> _КОРОТКОЕ ЗАДАНИЕ 1_:
Воспроизведите дословно записи с первой строки до строки, содержащей «stone-white-O11[interactable] xyxy=(307,184,320,197)», включительно.

Мне стало любопытно, почему люди шли в труднодоступные места за той же самой породой, которую можно было добыть гораздо легче.
«У мест есть особая аура, которая остается в предмете после того, как его забирают из такого места, – сказал он. – Так что и в доисторические времена люди выбирали не только короткие, но и длинные пути не без причины».
Затем Макфарлейн отплатил мне той же монетой. Есть ли в математике примеры необычайно плодотворных длинных путей?
Я думаю, одним из таких примеров можно считать гипотезы. Гипотеза подобна горной вершине. Я не хочу подсматривать ответ в конце задачника – это все равно что подниматься на Каирн-Горм на фуникулере. Удовольствие от достижения вершины определяют те дни, даже годы, которые я трачу на восхождение. Правда, ради этого мне вовсе не хочется плестись по скучному пейзажу. Некоторые прогулки по ощущениям неотличимы от тяжелой работы.
В математике существует странное, тонкое противостояние между излишней легкостью, делающей работу скучной, и такой сложностью, которая не позволяет понять, что вообще происходит. В книге «Приключение, тайна, любовная история» (Adventure, Mystery, and Romance: Formula Stories as Art and Popular Culture, 1977) Джон Кавелти описывает аналогичное противостояние в литературе, но его слова применимы и к математике: «Если мы стремимся к порядку и безопасности, то в итоге обязательно получим скуку и однообразие. Отказавшись от порядка во имя перемен и новизны, столкнемся с опасностью и неизвестностью… Историю культуры можно интерпретировать как динамичный конфликт между… стремлением к порядку и желанием избежать скуку»
[64].

> _КОРОТКОЕ ЗАДАНИЕ 2_:
Процитируйте из текста фрагмент от слов «Затем Макфарлейн отплатил» до слов «от тяжелой работы.» включительно.

(Записи с подписанными рамками)
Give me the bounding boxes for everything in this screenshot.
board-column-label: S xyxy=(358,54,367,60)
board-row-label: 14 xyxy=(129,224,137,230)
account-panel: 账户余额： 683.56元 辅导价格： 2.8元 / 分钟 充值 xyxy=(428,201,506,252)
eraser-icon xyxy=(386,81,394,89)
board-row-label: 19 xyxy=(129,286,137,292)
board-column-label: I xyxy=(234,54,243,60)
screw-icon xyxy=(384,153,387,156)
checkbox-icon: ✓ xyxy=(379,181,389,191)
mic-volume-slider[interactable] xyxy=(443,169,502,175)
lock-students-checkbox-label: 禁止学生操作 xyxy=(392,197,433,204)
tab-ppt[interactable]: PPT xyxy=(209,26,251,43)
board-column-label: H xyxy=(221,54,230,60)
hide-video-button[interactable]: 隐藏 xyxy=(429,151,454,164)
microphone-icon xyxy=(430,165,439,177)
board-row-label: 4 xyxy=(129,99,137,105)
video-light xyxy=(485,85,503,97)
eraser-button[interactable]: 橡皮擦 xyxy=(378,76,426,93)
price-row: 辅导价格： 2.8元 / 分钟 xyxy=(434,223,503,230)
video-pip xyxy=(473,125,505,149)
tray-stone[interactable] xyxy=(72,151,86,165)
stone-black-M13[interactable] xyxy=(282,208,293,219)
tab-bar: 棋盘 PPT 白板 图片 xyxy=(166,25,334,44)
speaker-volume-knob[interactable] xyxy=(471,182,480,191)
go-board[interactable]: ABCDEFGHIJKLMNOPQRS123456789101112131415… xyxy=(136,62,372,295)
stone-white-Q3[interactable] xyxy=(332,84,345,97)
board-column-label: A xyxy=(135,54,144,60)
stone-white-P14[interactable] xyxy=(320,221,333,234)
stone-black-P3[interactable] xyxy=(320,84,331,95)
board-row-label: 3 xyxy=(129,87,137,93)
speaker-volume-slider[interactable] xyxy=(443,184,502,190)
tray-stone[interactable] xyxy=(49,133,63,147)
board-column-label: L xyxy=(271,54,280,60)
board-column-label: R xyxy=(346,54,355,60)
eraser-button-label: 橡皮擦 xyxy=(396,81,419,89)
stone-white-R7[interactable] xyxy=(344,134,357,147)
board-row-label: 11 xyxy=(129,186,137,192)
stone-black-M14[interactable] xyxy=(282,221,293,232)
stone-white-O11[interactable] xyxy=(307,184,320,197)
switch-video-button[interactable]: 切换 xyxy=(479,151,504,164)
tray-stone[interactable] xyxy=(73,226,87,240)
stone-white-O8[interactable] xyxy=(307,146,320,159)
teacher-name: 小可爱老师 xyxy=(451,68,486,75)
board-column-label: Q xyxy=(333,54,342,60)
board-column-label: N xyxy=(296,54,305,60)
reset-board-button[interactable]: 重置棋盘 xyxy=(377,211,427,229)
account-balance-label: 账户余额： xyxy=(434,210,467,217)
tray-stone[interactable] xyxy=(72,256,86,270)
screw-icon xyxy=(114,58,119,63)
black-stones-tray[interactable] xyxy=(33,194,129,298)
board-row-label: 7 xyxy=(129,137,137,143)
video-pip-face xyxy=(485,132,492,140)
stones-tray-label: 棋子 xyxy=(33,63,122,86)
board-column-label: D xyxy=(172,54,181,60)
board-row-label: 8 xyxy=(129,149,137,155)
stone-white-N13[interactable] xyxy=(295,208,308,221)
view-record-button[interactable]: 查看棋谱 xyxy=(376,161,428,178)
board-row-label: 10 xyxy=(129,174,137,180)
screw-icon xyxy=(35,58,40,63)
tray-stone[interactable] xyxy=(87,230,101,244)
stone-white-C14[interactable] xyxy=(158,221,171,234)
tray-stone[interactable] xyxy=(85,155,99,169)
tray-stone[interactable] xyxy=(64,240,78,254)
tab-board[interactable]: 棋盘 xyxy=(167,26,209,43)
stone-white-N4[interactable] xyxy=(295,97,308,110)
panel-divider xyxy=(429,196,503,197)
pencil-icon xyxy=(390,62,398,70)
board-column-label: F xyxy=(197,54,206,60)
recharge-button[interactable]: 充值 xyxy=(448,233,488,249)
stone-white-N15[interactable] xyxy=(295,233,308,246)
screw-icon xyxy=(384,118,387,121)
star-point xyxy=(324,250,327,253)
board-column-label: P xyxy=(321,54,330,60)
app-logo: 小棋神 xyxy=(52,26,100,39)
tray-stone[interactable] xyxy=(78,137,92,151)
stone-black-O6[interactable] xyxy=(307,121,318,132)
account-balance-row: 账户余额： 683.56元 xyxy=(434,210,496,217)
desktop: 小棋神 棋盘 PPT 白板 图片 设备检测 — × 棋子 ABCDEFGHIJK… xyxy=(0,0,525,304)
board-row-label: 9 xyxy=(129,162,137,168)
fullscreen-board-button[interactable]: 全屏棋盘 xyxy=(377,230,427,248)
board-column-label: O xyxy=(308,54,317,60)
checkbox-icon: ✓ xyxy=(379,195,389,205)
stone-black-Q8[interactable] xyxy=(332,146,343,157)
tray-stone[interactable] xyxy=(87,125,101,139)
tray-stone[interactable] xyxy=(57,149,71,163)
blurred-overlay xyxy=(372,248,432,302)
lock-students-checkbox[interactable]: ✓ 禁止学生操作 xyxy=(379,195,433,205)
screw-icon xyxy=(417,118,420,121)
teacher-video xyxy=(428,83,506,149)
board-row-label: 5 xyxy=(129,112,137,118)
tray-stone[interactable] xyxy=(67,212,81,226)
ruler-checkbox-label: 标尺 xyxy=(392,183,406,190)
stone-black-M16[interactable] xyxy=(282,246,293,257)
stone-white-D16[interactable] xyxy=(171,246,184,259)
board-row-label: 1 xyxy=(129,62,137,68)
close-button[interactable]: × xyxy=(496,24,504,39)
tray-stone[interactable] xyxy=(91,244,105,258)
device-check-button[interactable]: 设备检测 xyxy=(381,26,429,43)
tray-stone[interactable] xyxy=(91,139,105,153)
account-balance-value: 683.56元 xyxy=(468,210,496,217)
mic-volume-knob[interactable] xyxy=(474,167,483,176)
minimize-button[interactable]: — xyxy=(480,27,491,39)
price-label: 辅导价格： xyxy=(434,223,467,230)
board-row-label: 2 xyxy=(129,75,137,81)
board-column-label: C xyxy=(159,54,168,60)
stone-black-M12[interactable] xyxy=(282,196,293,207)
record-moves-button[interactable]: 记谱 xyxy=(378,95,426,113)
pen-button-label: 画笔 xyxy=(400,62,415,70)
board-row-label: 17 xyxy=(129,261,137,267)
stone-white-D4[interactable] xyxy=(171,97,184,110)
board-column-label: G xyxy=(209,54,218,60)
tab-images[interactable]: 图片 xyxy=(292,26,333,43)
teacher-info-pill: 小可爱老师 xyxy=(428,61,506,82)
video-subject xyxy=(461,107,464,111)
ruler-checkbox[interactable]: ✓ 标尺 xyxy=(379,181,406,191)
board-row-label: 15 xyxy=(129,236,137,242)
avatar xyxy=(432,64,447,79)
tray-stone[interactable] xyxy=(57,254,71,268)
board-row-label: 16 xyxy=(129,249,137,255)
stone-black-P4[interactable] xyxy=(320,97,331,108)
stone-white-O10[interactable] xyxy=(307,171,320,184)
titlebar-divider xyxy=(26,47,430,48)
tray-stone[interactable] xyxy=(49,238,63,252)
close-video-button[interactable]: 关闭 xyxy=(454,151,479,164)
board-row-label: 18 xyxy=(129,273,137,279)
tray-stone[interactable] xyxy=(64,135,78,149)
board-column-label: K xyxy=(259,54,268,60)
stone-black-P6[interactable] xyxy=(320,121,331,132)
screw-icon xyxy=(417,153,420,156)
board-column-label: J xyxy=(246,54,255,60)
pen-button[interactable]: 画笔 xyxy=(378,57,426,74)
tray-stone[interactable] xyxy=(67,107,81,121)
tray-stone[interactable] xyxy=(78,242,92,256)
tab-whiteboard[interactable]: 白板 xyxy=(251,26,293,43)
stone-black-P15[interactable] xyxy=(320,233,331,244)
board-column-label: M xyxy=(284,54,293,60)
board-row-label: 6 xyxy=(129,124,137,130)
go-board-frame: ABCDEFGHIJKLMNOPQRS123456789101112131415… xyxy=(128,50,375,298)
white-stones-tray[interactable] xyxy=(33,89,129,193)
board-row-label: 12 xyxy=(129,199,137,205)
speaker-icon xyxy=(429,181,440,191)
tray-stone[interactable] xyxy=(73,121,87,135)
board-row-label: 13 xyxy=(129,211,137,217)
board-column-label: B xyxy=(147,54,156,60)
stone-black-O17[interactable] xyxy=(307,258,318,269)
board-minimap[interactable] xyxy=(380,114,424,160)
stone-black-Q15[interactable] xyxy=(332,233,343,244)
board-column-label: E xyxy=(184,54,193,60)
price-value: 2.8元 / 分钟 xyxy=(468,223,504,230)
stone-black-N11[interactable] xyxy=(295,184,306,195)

> _ПОЛНЫЙ ОТВЕТ 1_:
Give me the bounding boxes for everything in this screenshot.
board-column-label: S xyxy=(358,54,367,60)
board-row-label: 14 xyxy=(129,224,137,230)
account-panel: 账户余额： 683.56元 辅导价格： 2.8元 / 分钟 充值 xyxy=(428,201,506,252)
eraser-icon xyxy=(386,81,394,89)
board-row-label: 19 xyxy=(129,286,137,292)
board-column-label: I xyxy=(234,54,243,60)
screw-icon xyxy=(384,153,387,156)
checkbox-icon: ✓ xyxy=(379,181,389,191)
mic-volume-slider[interactable] xyxy=(443,169,502,175)
lock-students-checkbox-label: 禁止学生操作 xyxy=(392,197,433,204)
tab-ppt[interactable]: PPT xyxy=(209,26,251,43)
board-column-label: H xyxy=(221,54,230,60)
hide-video-button[interactable]: 隐藏 xyxy=(429,151,454,164)
microphone-icon xyxy=(430,165,439,177)
board-row-label: 4 xyxy=(129,99,137,105)
video-light xyxy=(485,85,503,97)
eraser-button[interactable]: 橡皮擦 xyxy=(378,76,426,93)
price-row: 辅导价格： 2.8元 / 分钟 xyxy=(434,223,503,230)
video-pip xyxy=(473,125,505,149)
tray-stone[interactable] xyxy=(72,151,86,165)
stone-black-M13[interactable] xyxy=(282,208,293,219)
tab-bar: 棋盘 PPT 白板 图片 xyxy=(166,25,334,44)
speaker-volume-knob[interactable] xyxy=(471,182,480,191)
go-board[interactable]: ABCDEFGHIJKLMNOPQRS123456789101112131415… xyxy=(136,62,372,295)
stone-white-Q3[interactable] xyxy=(332,84,345,97)
board-column-label: A xyxy=(135,54,144,60)
stone-white-P14[interactable] xyxy=(320,221,333,234)
stone-black-P3[interactable] xyxy=(320,84,331,95)
board-row-label: 3 xyxy=(129,87,137,93)
speaker-volume-slider[interactable] xyxy=(443,184,502,190)
tray-stone[interactable] xyxy=(49,133,63,147)
board-column-label: L xyxy=(271,54,280,60)
board-column-label: R xyxy=(346,54,355,60)
eraser-button-label: 橡皮擦 xyxy=(396,81,419,89)
stone-white-R7[interactable] xyxy=(344,134,357,147)
board-row-label: 11 xyxy=(129,186,137,192)
stone-black-M14[interactable] xyxy=(282,221,293,232)
stone-white-O11[interactable] xyxy=(307,184,320,197)

> _ПОЛНЫЙ ОТВЕТ 2_:
Затем Макфарлейн отплатил мне той же монетой. Есть ли в математике примеры необычайно плодотворных длинных путей?
Я думаю, одним из таких примеров можно считать гипотезы. Гипотеза подобна горной вершине. Я не хочу подсматривать ответ в конце задачника – это все равно что подниматься на Каирн-Горм на фуникулере. Удовольствие от достижения вершины определяют те дни, даже годы, которые я трачу на восхождение. Правда, ради этого мне вовсе не хочется плестись по скучному пейзажу. Некоторые прогулки по ощущениям неотличимы от тяжелой работы.